- WHAT YOU SHOULD DO: With nothing omitted, transcribe the entries exactly as written.

==============================

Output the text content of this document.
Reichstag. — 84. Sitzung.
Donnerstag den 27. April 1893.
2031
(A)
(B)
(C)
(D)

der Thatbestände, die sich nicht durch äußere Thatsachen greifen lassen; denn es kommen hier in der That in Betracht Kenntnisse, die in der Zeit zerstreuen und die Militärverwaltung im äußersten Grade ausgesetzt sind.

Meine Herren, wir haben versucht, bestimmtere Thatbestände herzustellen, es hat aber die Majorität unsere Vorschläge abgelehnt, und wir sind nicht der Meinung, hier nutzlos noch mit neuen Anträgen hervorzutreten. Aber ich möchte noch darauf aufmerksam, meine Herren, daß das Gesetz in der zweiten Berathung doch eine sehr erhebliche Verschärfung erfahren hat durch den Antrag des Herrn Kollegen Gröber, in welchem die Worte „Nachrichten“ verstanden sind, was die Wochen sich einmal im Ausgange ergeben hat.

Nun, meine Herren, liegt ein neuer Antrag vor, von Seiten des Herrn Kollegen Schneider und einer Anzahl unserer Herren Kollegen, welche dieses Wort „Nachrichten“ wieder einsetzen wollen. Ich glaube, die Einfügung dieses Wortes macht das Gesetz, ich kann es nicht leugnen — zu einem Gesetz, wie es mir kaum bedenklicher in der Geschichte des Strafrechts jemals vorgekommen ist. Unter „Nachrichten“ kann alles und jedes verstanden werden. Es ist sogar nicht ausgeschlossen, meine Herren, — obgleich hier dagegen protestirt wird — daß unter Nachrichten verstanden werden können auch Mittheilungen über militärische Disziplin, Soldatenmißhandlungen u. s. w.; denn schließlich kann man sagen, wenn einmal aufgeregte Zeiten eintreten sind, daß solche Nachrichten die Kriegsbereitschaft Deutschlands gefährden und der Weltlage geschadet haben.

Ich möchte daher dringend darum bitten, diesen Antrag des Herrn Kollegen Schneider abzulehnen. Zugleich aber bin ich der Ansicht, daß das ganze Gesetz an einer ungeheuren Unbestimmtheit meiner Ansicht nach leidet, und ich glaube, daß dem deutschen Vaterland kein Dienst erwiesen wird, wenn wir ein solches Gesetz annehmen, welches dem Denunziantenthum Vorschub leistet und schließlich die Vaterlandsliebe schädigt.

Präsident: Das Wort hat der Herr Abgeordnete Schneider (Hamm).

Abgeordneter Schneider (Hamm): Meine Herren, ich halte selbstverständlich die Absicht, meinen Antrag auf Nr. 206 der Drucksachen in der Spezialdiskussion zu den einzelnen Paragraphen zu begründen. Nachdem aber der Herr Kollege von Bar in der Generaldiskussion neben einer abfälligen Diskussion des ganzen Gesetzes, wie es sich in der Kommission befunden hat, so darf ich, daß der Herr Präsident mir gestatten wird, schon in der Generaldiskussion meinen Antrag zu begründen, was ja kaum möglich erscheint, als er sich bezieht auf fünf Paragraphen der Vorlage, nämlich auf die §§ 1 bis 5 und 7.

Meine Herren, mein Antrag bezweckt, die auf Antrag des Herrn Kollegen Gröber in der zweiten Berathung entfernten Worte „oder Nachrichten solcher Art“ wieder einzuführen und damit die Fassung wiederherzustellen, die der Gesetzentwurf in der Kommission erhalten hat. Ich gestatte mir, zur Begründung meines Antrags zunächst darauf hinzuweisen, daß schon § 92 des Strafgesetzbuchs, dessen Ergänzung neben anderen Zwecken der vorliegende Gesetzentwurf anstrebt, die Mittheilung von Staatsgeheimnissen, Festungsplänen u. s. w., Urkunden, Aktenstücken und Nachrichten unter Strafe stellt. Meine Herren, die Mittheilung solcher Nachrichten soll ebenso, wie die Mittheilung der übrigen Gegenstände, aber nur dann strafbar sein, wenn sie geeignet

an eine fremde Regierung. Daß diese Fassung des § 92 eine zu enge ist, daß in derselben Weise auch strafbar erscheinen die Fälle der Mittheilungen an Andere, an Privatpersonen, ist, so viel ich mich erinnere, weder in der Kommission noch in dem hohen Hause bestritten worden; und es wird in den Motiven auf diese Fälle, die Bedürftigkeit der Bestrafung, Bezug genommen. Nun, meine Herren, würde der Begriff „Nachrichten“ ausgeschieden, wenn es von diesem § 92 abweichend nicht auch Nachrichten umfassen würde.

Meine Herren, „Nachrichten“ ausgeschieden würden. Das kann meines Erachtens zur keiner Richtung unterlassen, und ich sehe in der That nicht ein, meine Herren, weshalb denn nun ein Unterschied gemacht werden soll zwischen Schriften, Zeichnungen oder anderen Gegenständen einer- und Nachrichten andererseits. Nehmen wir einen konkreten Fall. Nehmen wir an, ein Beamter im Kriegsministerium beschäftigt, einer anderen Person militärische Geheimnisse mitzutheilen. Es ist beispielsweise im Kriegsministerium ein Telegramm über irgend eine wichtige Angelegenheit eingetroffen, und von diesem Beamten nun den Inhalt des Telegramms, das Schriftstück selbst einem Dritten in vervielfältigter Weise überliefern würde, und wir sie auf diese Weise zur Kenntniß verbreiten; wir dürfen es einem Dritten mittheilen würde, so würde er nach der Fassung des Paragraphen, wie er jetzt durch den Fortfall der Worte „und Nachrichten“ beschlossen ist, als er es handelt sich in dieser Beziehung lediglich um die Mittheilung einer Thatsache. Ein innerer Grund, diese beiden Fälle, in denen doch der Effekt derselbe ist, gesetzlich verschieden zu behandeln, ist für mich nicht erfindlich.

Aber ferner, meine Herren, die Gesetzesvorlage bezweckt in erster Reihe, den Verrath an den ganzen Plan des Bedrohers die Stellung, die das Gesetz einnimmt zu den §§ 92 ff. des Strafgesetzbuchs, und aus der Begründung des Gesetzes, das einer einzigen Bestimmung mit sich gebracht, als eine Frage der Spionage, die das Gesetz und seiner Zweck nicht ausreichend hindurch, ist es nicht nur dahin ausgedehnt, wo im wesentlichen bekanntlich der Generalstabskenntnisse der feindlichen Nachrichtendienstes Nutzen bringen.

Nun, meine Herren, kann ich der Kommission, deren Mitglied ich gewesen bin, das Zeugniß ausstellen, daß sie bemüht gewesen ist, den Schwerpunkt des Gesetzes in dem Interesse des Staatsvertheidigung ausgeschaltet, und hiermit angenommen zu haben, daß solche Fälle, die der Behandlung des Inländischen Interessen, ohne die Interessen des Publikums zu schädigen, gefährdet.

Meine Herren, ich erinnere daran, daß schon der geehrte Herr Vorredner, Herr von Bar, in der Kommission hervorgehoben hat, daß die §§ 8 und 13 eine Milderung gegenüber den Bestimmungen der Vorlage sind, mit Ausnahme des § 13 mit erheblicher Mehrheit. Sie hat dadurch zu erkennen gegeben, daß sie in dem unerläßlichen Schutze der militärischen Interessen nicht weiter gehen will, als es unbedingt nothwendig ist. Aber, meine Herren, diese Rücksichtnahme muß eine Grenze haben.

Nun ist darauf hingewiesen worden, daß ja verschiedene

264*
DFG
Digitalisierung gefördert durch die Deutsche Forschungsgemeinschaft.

==============================

- EXERCISE ANSWER:
Output the text content of this document.
Reichstag. — 84. Sitzung.
Donnerstag den 27. April 1893.
2031
(A)
(B)
(C)
(D)

der Thatbestände, die sich nicht durch äußere Thatsachen greifen lassen; denn es kommen hier in der That in Betracht Kenntnisse, die in der Zeit zerstreuen und die Militärverwaltung im äußersten Grade ausgesetzt sind.

Meine Herren, wir haben versucht, bestimmtere Thatbestände herzustellen, es hat aber die Majorität unsere Vorschläge abgelehnt, und wir sind nicht der Meinung, hier nutzlos noch mit neuen Anträgen hervorzutreten. Aber ich möchte noch darauf aufmerksam, meine Herren, daß das Gesetz in der zweiten Berathung doch eine sehr erhebliche Verschärfung erfahren hat durch den Antrag des Herrn Kollegen Gröber, in welchem die Worte „Nachrichten“ verstanden sind, was die Wochen sich einmal im Ausgange ergeben hat.

Nun, meine Herren, liegt ein neuer Antrag vor, von Seiten des Herrn Kollegen Schneider und einer Anzahl unserer Herren Kollegen, welche dieses Wort „Nachrichten“ wieder einsetzen wollen. Ich glaube, die Einfügung dieses Wortes macht das Gesetz, ich kann es nicht leugnen — zu einem Gesetz, wie es mir kaum bedenklicher in der Geschichte des Strafrechts jemals vorgekommen ist. Unter „Nachrichten“ kann alles und jedes verstanden werden. Es ist sogar nicht ausgeschlossen, meine Herren, — obgleich hier dagegen protestirt wird — daß unter Nachrichten verstanden werden können auch Mittheilungen über militärische Disziplin, Soldatenmißhandlungen u. s. w.; denn schließlich kann man sagen, wenn einmal aufgeregte Zeiten eintreten sind, daß solche Nachrichten die Kriegsbereitschaft Deutschlands gefährden und der Weltlage geschadet haben.

Ich möchte daher dringend darum bitten, diesen Antrag des Herrn Kollegen Schneider abzulehnen. Zugleich aber bin ich der Ansicht, daß das ganze Gesetz an einer ungeheuren Unbestimmtheit meiner Ansicht nach leidet, und ich glaube, daß dem deutschen Vaterland kein Dienst erwiesen wird, wenn wir ein solches Gesetz annehmen, welches dem Denunziantenthum Vorschub leistet und schließlich die Vaterlandsliebe schädigt.

Präsident: Das Wort hat der Herr Abgeordnete Schneider (Hamm).

Abgeordneter Schneider (Hamm): Meine Herren, ich halte selbstverständlich die Absicht, meinen Antrag auf Nr. 206 der Drucksachen in der Spezialdiskussion zu den einzelnen Paragraphen zu begründen. Nachdem aber der Herr Kollege von Bar in der Generaldiskussion neben einer abfälligen Diskussion des ganzen Gesetzes, wie es sich in der Kommission befunden hat, so darf ich, daß der Herr Präsident mir gestatten wird, schon in der Generaldiskussion meinen Antrag zu begründen, was ja kaum möglich erscheint, als er sich bezieht auf fünf Paragraphen der Vorlage, nämlich auf die §§ 1 bis 5 und 7.

Meine Herren, mein Antrag bezweckt, die auf Antrag des Herrn Kollegen Gröber in der zweiten Berathung entfernten Worte „oder Nachrichten solcher Art“ wieder einzuführen und damit die Fassung wiederherzustellen, die der Gesetzentwurf in der Kommission erhalten hat. Ich gestatte mir, zur Begründung meines Antrags zunächst darauf hinzuweisen, daß schon § 92 des Strafgesetzbuchs, dessen Ergänzung neben anderen Zwecken der vorliegende Gesetzentwurf anstrebt, die Mittheilung von Staatsgeheimnissen, Festungsplänen u. s. w., Urkunden, Aktenstücken und Nachrichten unter Strafe stellt. Meine Herren, die Mittheilung solcher Nachrichten soll ebenso, wie die Mittheilung der übrigen Gegenstände, aber nur dann strafbar sein, wenn sie geeignet

an eine fremde Regierung. Daß diese Fassung des § 92 eine zu enge ist, daß in derselben Weise auch strafbar erscheinen die Fälle der Mittheilungen an Andere, an Privatpersonen, ist, so viel ich mich erinnere, weder in der Kommission noch in dem hohen Hause bestritten worden; und es wird in den Motiven auf diese Fälle, die Bedürftigkeit der Bestrafung, Bezug genommen. Nun, meine Herren, würde der Begriff „Nachrichten“ ausgeschieden, wenn es von diesem § 92 abweichend nicht auch Nachrichten umfassen würde.

Meine Herren, „Nachrichten“ ausgeschieden würden. Das kann meines Erachtens zur keiner Richtung unterlassen, und ich sehe in der That nicht ein, meine Herren, weshalb denn nun ein Unterschied gemacht werden soll zwischen Schriften, Zeichnungen oder anderen Gegenständen einer- und Nachrichten andererseits. Nehmen wir einen konkreten Fall. Nehmen wir an, ein Beamter im Kriegsministerium beschäftigt, einer anderen Person militärische Geheimnisse mitzutheilen. Es ist beispielsweise im Kriegsministerium ein Telegramm über irgend eine wichtige Angelegenheit eingetroffen, und von diesem Beamten nun den Inhalt des Telegramms, das Schriftstück selbst einem Dritten in vervielfältigter Weise überliefern würde, und wir sie auf diese Weise zur Kenntniß verbreiten; wir dürfen es einem Dritten mittheilen würde, so würde er nach der Fassung des Paragraphen, wie er jetzt durch den Fortfall der Worte „und Nachrichten“ beschlossen ist, als er es handelt sich in dieser Beziehung lediglich um die Mittheilung einer Thatsache. Ein innerer Grund, diese beiden Fälle, in denen doch der Effekt derselbe ist, gesetzlich verschieden zu behandeln, ist für mich nicht erfindlich.

Aber ferner, meine Herren, die Gesetzesvorlage bezweckt in erster Reihe, den Verrath an den ganzen Plan des Bedrohers die Stellung, die das Gesetz einnimmt zu den §§ 92 ff. des Strafgesetzbuchs, und aus der Begründung des Gesetzes, das einer einzigen Bestimmung mit sich gebracht, als eine Frage der Spionage, die das Gesetz und seiner Zweck nicht ausreichend hindurch, ist es nicht nur dahin ausgedehnt, wo im wesentlichen bekanntlich der Generalstabskenntnisse der feindlichen Nachrichtendienstes Nutzen bringen.

Nun, meine Herren, kann ich der Kommission, deren Mitglied ich gewesen bin, das Zeugniß ausstellen, daß sie bemüht gewesen ist, den Schwerpunkt des Gesetzes in dem Interesse des Staatsvertheidigung ausgeschaltet, und hiermit angenommen zu haben, daß solche Fälle, die der Behandlung des Inländischen Interessen, ohne die Interessen des Publikums zu schädigen, gefährdet.

Meine Herren, ich erinnere daran, daß schon der geehrte Herr Vorredner, Herr von Bar, in der Kommission hervorgehoben hat, daß die §§ 8 und 13 eine Milderung gegenüber den Bestimmungen der Vorlage sind, mit Ausnahme des § 13 mit erheblicher Mehrheit. Sie hat dadurch zu erkennen gegeben, daß sie in dem unerläßlichen Schutze der militärischen Interessen nicht weiter gehen will, als es unbedingt nothwendig ist. Aber, meine Herren, diese Rücksichtnahme muß eine Grenze haben.

Nun ist darauf hingewiesen worden, daß ja verschiedene

264*
DFG
Digitalisierung gefördert durch die Deutsche Forschungsgemeinschaft.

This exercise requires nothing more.